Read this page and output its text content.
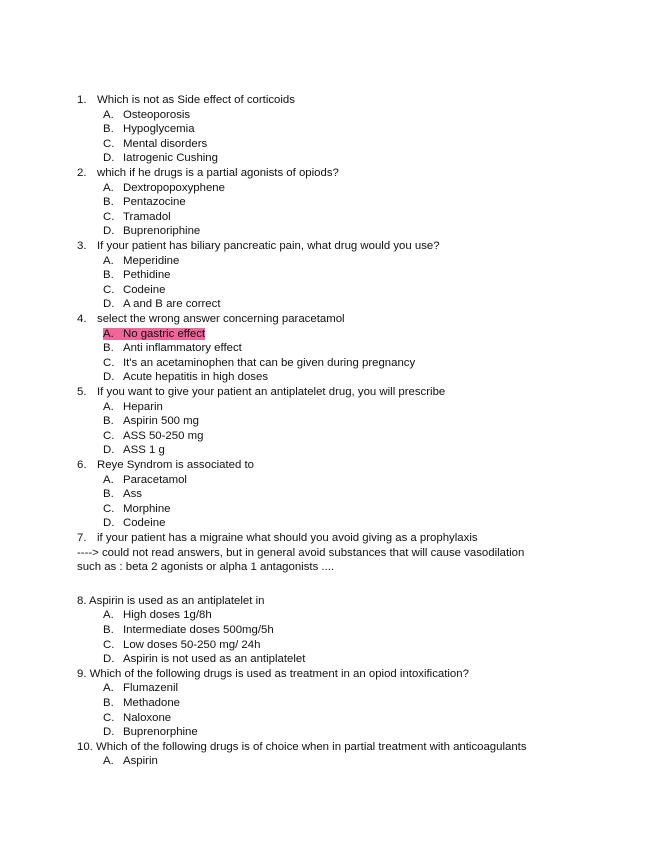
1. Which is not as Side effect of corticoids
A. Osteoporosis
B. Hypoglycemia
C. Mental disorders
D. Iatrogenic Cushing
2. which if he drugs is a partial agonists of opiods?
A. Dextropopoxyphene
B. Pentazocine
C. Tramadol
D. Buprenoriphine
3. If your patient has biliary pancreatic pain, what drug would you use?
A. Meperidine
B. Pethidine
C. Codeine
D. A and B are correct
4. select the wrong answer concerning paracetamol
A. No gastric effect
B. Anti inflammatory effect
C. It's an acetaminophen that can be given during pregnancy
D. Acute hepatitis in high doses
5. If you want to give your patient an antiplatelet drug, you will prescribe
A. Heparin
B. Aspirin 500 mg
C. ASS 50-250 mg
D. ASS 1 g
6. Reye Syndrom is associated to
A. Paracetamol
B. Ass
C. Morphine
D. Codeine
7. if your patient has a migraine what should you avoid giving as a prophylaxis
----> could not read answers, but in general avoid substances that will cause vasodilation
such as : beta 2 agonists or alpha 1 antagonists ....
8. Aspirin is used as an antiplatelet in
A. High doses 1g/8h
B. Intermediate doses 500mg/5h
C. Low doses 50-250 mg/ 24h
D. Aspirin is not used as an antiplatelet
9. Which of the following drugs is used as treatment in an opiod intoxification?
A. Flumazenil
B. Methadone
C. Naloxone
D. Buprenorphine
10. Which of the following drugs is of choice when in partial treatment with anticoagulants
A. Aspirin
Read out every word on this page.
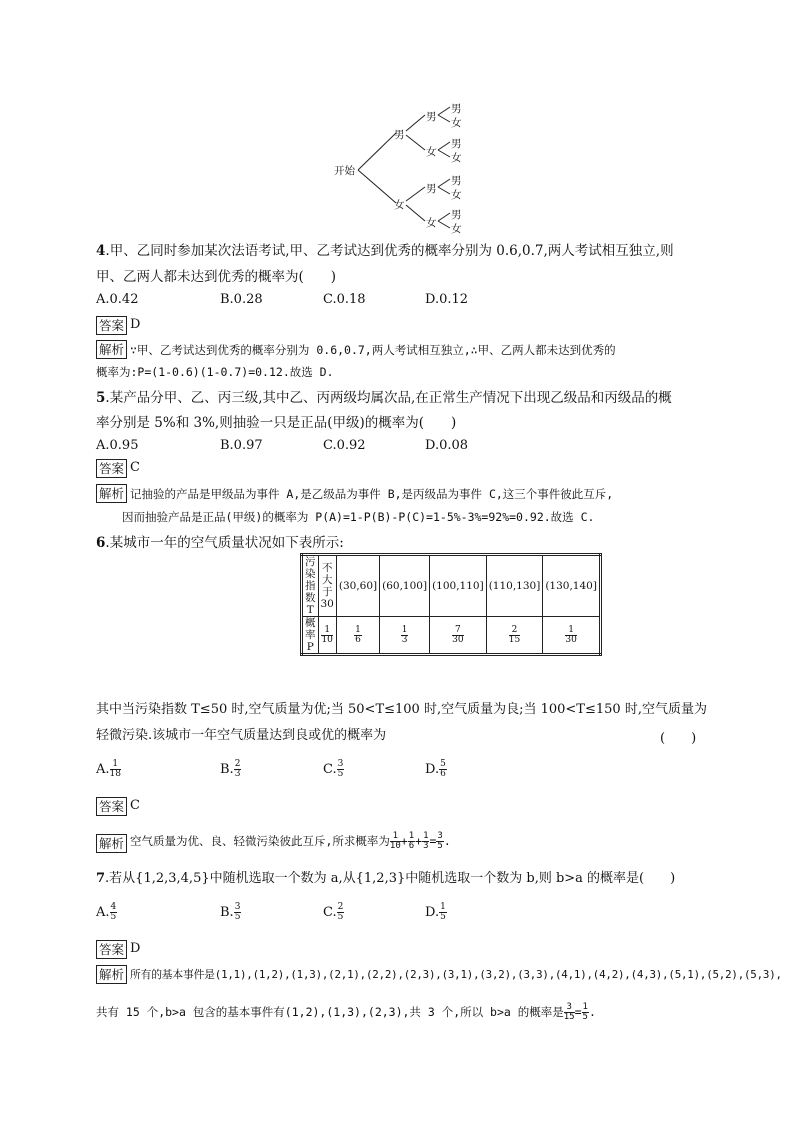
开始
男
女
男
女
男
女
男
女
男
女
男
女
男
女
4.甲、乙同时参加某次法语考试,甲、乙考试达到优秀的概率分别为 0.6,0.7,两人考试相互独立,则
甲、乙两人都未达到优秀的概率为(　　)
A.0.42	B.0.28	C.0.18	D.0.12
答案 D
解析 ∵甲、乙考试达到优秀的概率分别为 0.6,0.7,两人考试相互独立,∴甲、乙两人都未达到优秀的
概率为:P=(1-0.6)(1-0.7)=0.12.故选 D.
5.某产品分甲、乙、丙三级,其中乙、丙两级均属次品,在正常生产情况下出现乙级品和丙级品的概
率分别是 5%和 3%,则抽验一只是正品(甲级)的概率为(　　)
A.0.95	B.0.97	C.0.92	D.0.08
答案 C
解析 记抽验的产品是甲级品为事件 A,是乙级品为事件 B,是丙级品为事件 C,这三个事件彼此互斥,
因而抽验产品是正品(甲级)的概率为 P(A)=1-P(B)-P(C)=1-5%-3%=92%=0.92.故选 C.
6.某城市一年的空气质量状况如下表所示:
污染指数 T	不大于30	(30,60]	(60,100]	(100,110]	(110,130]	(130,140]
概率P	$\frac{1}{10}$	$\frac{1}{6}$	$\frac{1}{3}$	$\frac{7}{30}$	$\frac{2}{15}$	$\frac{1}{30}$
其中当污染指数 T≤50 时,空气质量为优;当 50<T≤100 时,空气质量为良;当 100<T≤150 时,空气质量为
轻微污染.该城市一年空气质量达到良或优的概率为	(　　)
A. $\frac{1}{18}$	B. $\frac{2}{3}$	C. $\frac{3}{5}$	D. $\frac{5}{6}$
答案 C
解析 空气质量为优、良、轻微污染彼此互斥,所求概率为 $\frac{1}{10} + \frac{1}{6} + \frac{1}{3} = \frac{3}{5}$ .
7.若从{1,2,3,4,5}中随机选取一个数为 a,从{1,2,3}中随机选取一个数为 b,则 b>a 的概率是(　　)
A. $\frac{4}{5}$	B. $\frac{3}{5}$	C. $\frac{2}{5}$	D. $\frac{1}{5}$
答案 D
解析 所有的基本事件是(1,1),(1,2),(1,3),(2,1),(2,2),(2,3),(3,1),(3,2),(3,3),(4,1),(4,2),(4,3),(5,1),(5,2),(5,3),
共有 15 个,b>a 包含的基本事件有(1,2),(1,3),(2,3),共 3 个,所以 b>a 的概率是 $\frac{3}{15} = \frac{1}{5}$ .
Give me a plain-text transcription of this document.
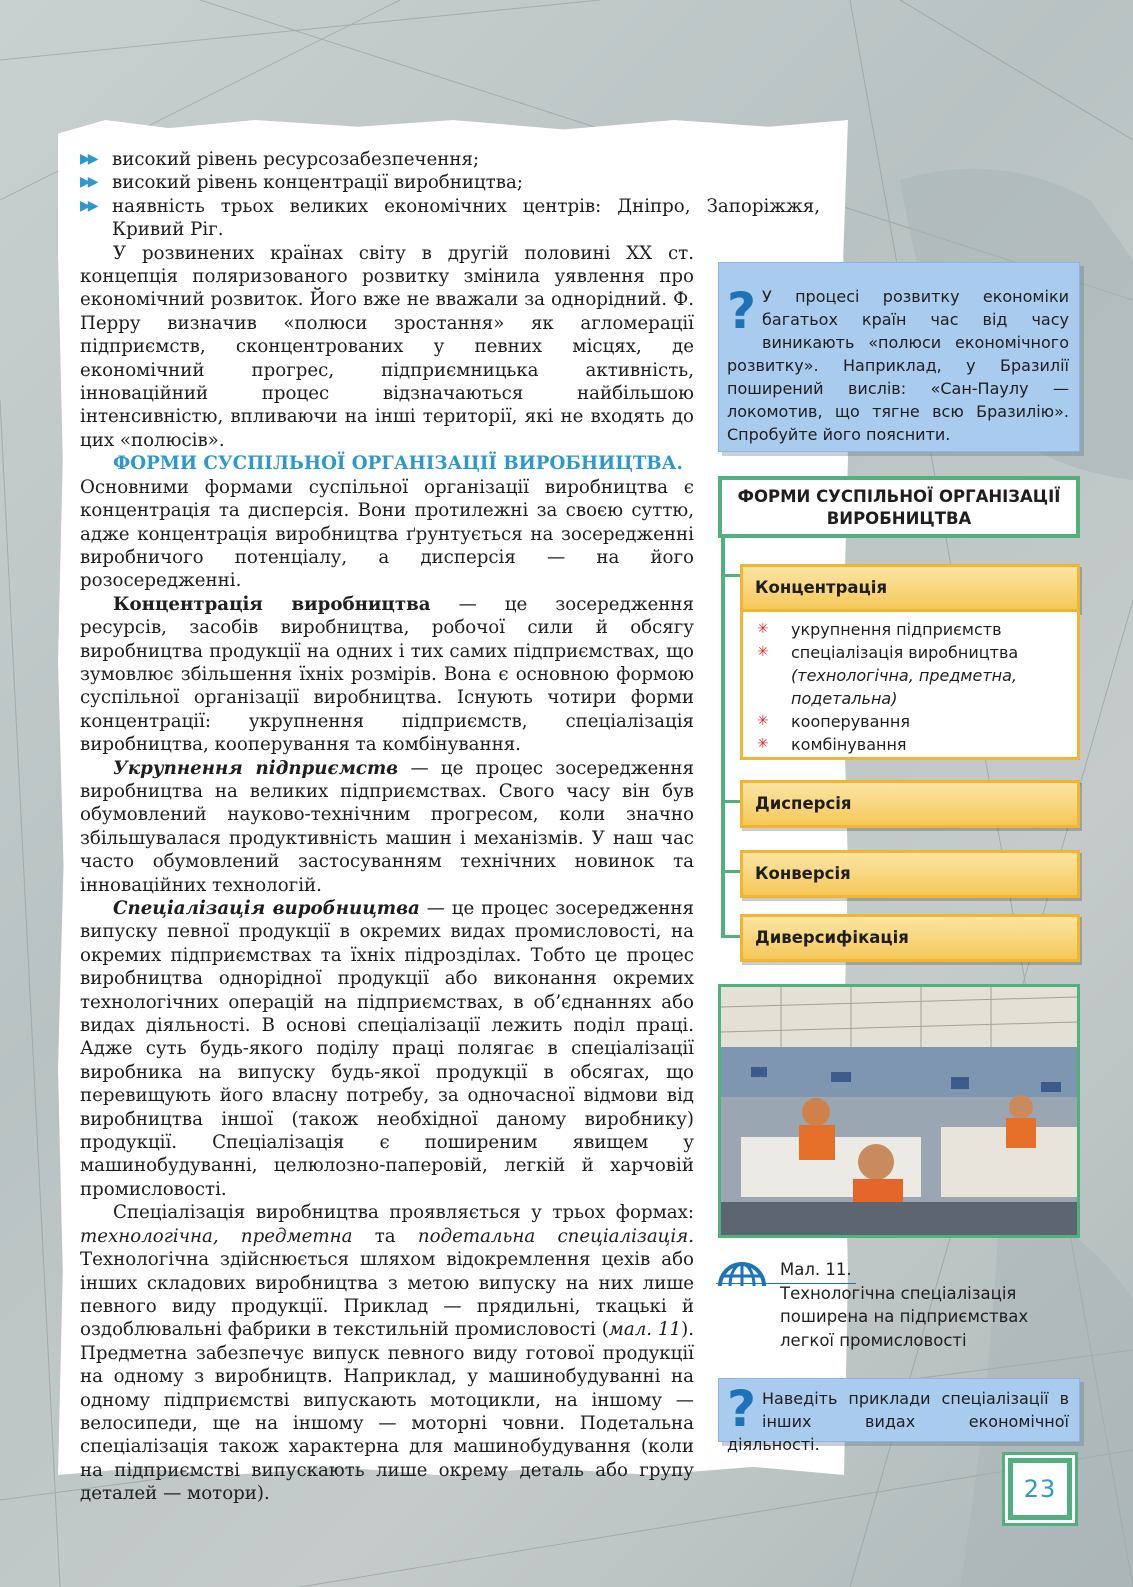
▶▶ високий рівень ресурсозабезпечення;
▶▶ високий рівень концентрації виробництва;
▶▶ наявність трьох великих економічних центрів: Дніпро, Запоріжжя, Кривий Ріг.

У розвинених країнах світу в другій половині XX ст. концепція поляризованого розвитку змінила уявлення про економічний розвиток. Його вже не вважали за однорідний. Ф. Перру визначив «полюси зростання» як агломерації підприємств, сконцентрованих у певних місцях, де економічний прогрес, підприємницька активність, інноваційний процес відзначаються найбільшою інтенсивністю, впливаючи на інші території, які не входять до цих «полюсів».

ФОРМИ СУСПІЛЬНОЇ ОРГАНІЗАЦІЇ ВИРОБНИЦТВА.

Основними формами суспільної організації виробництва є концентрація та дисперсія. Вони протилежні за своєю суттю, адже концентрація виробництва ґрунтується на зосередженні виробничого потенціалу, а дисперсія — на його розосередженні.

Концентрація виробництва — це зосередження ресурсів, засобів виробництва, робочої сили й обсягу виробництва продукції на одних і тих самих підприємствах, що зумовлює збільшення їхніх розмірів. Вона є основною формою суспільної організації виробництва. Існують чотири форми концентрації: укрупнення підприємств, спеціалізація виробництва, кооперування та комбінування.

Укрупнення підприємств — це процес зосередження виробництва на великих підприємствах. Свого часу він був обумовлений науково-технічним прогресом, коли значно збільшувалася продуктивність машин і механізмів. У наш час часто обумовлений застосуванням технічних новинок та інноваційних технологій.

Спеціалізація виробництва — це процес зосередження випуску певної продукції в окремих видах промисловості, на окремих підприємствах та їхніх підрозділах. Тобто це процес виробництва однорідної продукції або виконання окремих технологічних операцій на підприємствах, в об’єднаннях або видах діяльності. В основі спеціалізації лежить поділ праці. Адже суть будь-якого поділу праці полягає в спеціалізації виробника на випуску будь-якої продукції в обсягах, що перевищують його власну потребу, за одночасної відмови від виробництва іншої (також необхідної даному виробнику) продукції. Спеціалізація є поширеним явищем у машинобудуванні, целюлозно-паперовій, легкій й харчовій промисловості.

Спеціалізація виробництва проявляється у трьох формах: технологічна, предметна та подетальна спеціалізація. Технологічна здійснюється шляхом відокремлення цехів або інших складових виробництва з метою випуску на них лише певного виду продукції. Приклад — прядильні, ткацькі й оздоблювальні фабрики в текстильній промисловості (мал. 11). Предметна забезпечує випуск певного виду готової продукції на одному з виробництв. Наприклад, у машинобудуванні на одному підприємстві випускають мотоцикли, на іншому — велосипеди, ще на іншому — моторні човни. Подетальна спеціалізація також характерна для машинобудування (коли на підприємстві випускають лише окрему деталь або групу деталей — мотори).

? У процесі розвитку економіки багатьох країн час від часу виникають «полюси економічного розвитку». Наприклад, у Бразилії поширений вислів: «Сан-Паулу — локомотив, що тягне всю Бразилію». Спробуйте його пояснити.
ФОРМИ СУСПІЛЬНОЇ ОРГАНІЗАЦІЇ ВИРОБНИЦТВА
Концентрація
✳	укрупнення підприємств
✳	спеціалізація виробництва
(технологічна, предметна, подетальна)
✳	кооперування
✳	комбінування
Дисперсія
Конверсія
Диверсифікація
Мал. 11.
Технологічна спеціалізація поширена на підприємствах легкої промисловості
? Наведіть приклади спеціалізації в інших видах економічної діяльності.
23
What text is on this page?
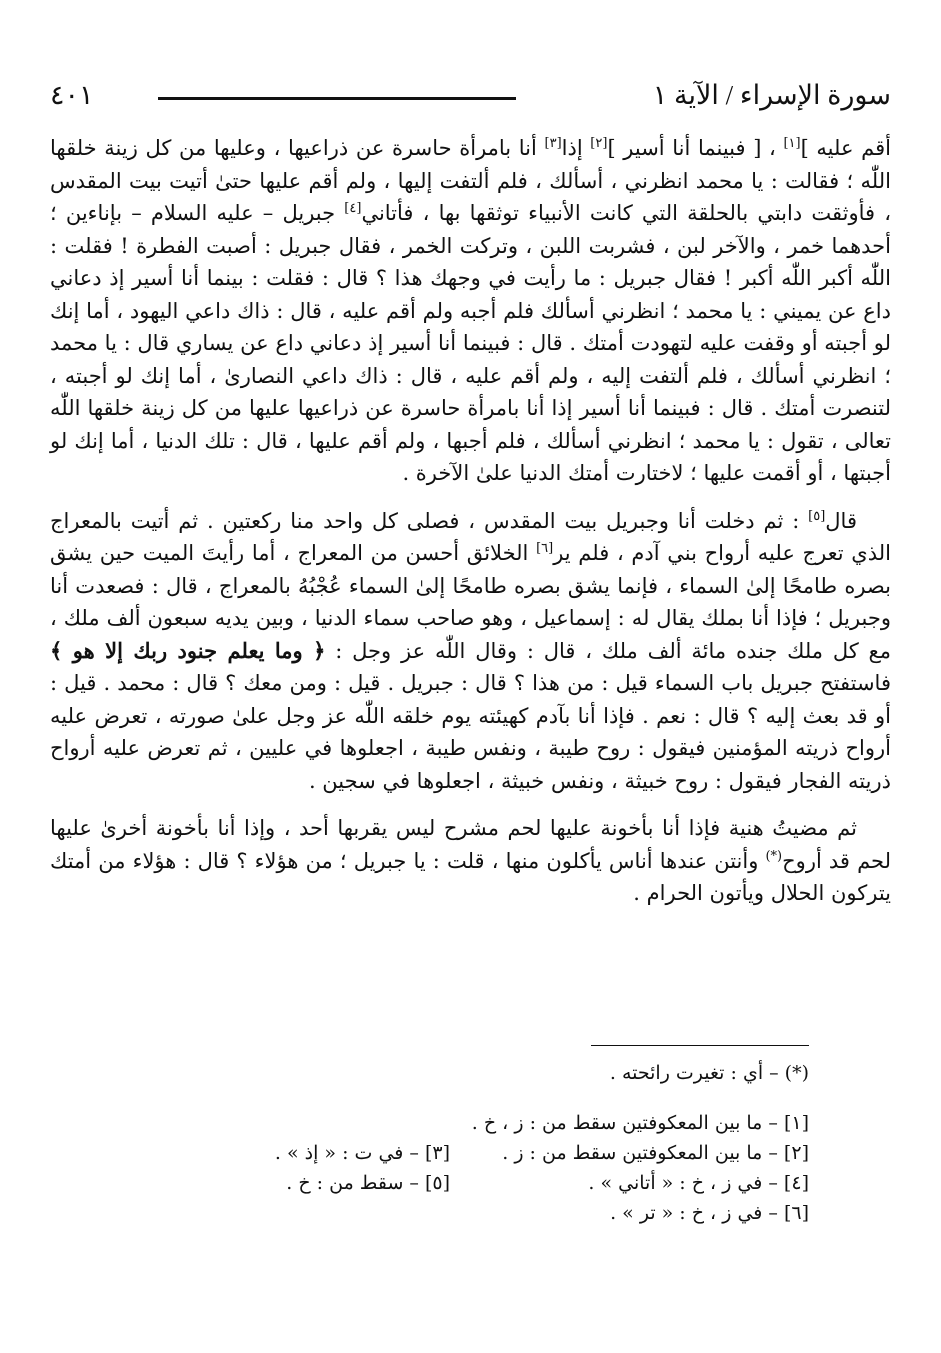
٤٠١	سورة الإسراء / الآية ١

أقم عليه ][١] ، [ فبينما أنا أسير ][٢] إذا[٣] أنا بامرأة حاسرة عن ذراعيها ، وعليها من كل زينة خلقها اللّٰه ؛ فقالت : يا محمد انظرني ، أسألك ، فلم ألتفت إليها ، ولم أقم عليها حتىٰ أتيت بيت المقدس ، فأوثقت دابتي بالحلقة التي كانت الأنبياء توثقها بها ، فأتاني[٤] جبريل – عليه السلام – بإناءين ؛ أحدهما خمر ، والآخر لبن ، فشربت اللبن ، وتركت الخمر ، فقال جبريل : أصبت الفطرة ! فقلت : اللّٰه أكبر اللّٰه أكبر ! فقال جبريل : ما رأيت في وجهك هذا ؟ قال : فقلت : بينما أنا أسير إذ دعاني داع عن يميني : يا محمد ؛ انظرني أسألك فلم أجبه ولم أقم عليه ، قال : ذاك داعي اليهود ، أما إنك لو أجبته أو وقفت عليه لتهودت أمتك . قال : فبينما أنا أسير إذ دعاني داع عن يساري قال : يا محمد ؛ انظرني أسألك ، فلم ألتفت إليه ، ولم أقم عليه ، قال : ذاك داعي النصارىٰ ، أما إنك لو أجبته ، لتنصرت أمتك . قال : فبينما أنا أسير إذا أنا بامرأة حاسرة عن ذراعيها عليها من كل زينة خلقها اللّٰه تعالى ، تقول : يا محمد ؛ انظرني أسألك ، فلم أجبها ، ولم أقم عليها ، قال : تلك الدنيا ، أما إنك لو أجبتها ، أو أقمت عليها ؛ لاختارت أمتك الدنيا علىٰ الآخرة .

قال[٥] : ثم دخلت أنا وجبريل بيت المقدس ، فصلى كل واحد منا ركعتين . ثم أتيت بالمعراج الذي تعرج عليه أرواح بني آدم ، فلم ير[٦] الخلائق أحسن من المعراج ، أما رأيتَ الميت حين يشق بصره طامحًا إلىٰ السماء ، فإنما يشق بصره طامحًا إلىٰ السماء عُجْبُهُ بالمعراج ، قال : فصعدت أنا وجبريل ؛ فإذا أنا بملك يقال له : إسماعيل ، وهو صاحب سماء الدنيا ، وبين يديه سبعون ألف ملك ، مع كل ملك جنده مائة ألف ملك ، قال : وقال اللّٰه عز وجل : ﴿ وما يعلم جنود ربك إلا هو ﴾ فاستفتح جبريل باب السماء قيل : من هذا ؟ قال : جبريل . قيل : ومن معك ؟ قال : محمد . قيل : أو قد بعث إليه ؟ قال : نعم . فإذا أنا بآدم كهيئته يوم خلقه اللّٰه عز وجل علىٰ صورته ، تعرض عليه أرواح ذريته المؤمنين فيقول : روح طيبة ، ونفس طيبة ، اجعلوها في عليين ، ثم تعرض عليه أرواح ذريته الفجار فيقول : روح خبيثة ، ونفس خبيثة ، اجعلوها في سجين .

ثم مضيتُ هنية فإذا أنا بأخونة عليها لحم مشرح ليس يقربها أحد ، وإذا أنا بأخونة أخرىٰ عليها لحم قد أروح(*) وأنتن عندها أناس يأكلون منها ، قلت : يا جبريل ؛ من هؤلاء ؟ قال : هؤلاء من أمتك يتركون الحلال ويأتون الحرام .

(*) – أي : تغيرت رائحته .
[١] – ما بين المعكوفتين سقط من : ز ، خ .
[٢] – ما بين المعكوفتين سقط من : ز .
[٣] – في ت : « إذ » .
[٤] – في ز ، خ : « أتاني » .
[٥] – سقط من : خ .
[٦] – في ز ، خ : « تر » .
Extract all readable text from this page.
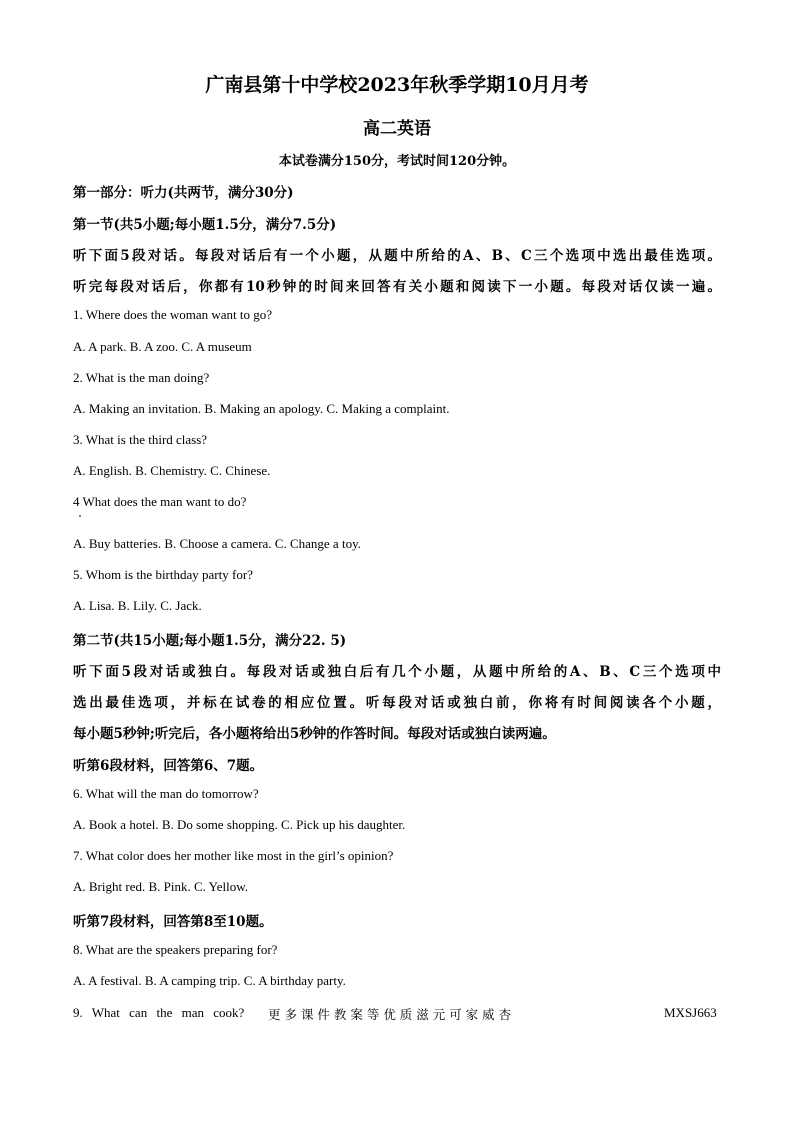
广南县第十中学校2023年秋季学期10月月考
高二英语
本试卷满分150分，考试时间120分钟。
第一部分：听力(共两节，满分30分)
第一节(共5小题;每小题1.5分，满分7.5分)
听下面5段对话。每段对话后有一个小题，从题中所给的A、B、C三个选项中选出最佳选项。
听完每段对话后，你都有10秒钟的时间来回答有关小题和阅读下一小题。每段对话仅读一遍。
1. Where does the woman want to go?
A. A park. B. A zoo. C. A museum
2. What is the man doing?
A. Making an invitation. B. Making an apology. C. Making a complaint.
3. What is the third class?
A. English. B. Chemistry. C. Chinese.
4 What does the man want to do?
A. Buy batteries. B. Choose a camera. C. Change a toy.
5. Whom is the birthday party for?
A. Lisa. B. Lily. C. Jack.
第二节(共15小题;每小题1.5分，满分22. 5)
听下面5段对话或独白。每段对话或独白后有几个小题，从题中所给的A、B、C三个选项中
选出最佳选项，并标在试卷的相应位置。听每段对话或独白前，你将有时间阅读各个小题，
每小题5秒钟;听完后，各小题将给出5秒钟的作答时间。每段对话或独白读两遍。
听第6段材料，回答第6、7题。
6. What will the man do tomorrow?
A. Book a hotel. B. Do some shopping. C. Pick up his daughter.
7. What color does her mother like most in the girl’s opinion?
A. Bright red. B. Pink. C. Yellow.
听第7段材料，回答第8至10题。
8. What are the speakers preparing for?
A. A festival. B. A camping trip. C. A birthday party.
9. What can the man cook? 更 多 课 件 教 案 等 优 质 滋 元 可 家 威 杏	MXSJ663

» Objective
Select the lines in this material that hold the word "的概率是", leaving none out.

» Written response
7.若从{1,2,3,4,5}中随机选取一个数为 a,从{1,2,3}中随机选取一个数为 b,则 b>a 的概率是(　　)
共有 15 个,b>a 包含的基本事件有(1,2),(1,3),(2,3),共 3 个,所以 b>a 的概率是 $\frac{3}{15} = \frac{1}{5}$ .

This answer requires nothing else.